▶ **WRITTEN TASK**: Lines containing "Salt" are to be counted. Report the count alone.

Records excerpted from a collection
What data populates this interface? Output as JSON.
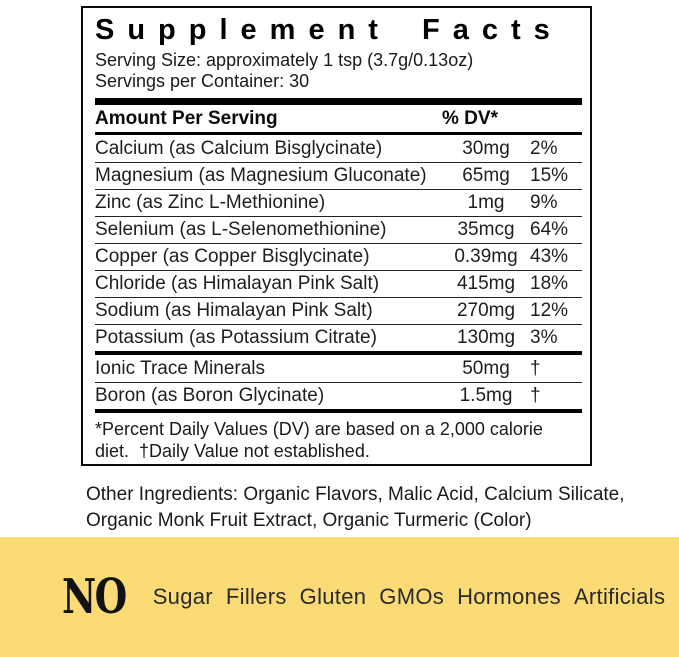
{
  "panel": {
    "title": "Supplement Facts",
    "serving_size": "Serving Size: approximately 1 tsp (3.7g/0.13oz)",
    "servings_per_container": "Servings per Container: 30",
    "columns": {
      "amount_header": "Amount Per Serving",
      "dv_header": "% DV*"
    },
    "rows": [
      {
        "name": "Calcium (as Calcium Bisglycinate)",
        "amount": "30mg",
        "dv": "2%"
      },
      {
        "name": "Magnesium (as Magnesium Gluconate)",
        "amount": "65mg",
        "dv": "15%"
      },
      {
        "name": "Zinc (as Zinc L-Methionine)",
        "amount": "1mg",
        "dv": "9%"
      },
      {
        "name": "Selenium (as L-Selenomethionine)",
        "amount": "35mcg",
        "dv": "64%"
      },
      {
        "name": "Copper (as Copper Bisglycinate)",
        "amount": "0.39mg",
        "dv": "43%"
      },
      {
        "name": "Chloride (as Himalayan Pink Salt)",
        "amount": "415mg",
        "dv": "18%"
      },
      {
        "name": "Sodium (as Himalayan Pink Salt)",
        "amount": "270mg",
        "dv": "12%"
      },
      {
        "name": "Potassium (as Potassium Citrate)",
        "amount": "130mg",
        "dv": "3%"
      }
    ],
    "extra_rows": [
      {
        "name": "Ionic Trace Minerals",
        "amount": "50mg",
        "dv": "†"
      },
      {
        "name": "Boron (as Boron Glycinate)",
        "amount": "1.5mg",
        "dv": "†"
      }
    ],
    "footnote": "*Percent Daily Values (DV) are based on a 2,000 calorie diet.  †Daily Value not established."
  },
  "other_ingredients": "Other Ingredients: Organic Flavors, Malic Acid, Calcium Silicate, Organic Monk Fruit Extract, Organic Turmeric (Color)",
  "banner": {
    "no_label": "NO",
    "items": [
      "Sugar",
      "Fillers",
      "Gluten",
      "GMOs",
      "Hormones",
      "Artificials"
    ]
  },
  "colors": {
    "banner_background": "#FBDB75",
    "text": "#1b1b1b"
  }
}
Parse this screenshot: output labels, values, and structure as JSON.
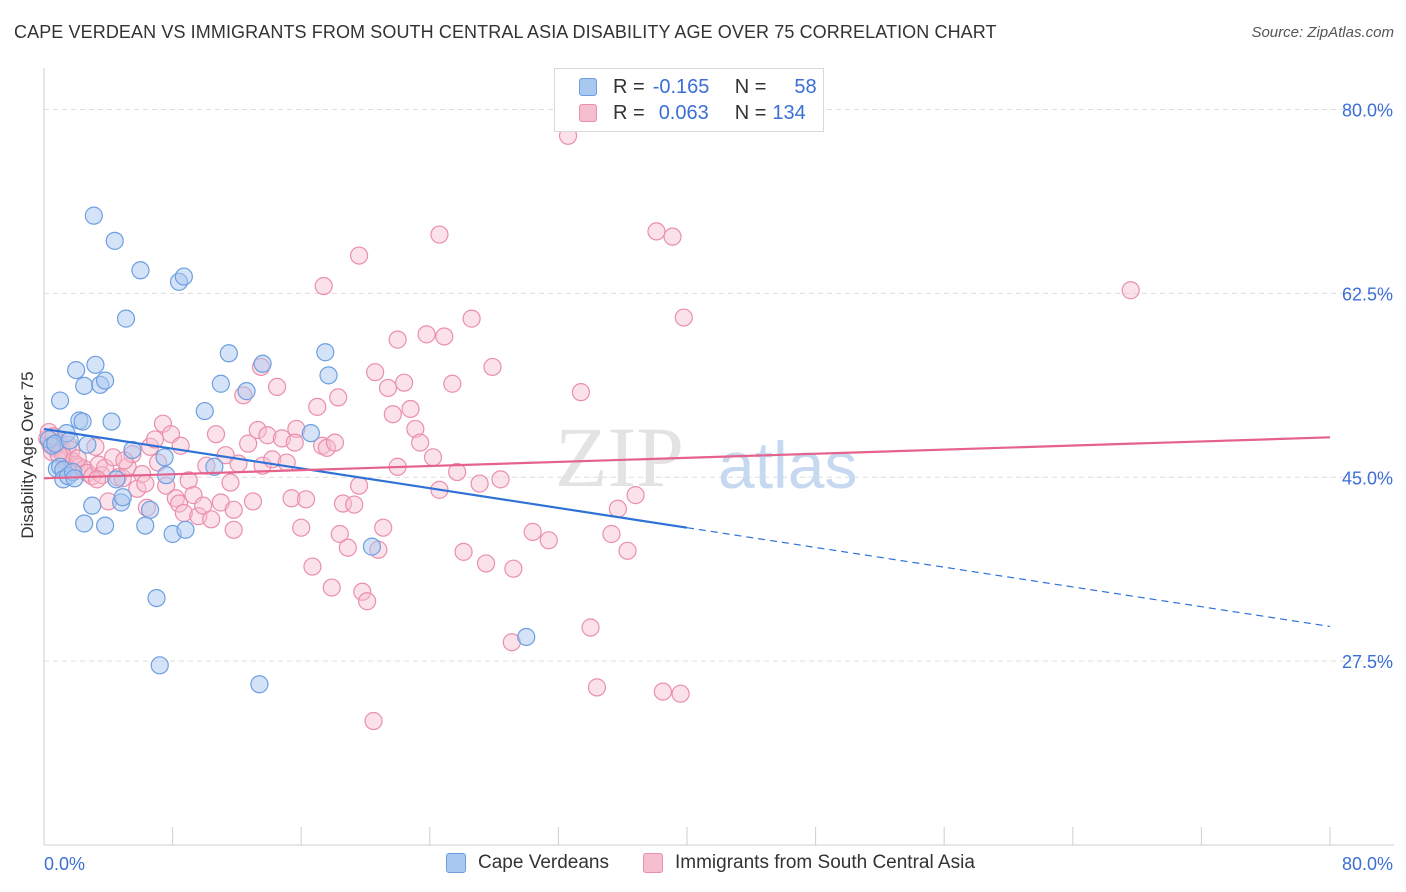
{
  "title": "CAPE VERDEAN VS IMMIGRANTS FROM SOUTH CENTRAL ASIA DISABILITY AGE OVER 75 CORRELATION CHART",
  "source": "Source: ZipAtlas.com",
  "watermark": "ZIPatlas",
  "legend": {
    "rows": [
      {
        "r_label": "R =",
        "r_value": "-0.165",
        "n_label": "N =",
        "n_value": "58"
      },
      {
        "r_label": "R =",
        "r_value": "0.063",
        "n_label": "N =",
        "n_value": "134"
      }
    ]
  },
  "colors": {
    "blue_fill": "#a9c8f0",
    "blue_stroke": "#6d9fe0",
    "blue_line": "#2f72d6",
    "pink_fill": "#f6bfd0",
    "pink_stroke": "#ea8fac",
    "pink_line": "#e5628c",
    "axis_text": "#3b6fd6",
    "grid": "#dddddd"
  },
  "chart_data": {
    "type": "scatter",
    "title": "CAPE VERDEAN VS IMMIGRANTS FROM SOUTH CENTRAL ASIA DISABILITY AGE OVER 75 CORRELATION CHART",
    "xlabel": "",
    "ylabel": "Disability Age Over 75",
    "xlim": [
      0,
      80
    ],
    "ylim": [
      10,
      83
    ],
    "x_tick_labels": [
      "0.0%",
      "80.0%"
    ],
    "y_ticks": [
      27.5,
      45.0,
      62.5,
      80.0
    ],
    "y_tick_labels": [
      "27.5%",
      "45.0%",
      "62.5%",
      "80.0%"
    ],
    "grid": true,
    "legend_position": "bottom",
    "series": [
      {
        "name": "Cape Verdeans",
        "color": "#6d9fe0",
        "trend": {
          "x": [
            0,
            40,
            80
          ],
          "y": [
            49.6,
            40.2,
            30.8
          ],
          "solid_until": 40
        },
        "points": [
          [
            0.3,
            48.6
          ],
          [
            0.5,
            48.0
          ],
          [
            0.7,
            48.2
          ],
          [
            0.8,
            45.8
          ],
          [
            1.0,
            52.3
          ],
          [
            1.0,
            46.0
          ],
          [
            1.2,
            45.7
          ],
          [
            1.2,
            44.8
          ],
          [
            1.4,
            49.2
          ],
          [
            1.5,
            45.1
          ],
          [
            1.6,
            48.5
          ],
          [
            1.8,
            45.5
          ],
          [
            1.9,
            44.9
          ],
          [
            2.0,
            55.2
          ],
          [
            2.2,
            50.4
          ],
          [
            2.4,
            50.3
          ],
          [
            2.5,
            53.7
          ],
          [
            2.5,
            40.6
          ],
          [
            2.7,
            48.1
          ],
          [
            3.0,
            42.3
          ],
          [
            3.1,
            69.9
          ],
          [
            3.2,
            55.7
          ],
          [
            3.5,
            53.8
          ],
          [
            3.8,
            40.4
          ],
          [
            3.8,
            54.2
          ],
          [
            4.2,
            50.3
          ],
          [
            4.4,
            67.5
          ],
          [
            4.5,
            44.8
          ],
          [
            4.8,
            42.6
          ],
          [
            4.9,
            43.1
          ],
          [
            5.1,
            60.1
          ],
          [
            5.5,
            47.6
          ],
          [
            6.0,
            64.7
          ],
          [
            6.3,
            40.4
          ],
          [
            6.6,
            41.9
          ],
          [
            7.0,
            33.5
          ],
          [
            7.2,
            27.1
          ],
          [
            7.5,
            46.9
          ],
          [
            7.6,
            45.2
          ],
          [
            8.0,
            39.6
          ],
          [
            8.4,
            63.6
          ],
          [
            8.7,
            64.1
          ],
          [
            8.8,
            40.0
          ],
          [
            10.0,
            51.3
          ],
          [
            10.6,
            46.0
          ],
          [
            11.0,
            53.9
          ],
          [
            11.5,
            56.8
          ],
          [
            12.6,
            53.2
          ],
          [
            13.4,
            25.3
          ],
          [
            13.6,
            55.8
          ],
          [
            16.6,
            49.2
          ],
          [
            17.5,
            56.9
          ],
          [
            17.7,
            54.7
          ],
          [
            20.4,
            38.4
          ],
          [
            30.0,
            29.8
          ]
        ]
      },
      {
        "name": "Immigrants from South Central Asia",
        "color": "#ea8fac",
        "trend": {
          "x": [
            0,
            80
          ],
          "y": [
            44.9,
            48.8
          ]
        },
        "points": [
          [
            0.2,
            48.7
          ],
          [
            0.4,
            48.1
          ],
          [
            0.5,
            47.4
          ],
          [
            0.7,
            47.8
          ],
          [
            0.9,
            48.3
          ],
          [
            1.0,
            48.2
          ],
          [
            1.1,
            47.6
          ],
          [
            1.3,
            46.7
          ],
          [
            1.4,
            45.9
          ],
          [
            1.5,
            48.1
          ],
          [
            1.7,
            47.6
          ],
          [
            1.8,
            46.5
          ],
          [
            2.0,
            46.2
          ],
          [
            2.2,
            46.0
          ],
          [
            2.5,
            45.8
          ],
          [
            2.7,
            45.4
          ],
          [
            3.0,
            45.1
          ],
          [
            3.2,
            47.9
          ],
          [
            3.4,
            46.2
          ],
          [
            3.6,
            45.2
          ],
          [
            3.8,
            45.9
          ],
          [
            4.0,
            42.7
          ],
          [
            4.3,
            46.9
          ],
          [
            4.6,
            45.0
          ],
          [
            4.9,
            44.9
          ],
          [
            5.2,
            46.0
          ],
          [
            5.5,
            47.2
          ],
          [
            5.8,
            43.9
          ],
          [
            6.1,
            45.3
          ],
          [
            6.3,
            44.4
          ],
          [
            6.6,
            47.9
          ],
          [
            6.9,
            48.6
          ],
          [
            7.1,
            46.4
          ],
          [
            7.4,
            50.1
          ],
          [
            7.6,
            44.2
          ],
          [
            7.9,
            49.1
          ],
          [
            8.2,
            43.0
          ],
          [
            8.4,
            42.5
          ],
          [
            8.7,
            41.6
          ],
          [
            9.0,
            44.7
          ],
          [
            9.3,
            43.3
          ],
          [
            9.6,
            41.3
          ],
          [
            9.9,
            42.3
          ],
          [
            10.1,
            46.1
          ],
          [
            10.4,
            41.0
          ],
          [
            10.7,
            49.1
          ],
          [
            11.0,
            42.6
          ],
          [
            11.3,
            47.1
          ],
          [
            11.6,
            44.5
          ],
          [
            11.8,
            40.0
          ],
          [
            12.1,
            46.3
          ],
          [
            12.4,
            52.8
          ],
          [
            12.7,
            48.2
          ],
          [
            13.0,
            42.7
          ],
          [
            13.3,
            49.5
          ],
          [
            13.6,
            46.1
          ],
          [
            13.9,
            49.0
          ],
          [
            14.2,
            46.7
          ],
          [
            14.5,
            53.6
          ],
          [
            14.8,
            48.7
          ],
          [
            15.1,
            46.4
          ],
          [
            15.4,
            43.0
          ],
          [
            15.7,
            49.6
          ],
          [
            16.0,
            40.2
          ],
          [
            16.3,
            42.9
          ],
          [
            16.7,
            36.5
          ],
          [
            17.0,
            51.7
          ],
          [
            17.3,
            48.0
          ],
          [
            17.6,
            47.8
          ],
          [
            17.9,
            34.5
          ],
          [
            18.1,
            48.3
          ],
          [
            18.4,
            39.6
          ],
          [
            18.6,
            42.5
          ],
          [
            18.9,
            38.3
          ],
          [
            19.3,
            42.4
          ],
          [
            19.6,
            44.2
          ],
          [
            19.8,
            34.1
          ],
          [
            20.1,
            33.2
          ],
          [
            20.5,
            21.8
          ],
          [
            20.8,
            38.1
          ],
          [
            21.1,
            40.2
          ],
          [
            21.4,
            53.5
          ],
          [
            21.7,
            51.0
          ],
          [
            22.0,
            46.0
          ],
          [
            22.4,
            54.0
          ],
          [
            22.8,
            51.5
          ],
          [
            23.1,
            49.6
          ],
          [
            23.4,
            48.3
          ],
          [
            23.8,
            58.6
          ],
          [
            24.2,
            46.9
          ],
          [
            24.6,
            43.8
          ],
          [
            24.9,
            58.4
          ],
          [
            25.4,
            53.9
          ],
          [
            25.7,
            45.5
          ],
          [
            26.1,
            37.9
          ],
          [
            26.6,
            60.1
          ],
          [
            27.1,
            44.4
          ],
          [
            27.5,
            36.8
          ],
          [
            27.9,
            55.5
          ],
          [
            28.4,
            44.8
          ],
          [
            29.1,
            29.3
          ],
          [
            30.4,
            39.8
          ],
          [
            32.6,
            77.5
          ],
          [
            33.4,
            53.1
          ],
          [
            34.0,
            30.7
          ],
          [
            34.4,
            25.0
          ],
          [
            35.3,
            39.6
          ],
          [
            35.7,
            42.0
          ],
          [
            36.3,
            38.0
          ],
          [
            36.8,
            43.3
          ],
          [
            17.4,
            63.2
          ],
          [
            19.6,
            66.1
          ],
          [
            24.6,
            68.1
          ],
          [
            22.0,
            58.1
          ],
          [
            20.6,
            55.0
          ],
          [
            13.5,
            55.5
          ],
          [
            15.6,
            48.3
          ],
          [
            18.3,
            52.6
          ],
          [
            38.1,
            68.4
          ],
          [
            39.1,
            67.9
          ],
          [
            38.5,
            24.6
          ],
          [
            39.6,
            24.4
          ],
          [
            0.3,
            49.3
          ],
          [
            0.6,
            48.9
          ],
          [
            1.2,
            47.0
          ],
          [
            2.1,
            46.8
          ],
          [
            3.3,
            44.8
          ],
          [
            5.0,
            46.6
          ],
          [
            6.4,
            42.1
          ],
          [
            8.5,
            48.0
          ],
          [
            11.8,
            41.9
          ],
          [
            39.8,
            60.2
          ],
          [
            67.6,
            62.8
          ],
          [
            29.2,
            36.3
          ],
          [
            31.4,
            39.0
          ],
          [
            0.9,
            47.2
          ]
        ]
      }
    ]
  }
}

▶ **TASK OUTPUT**: 2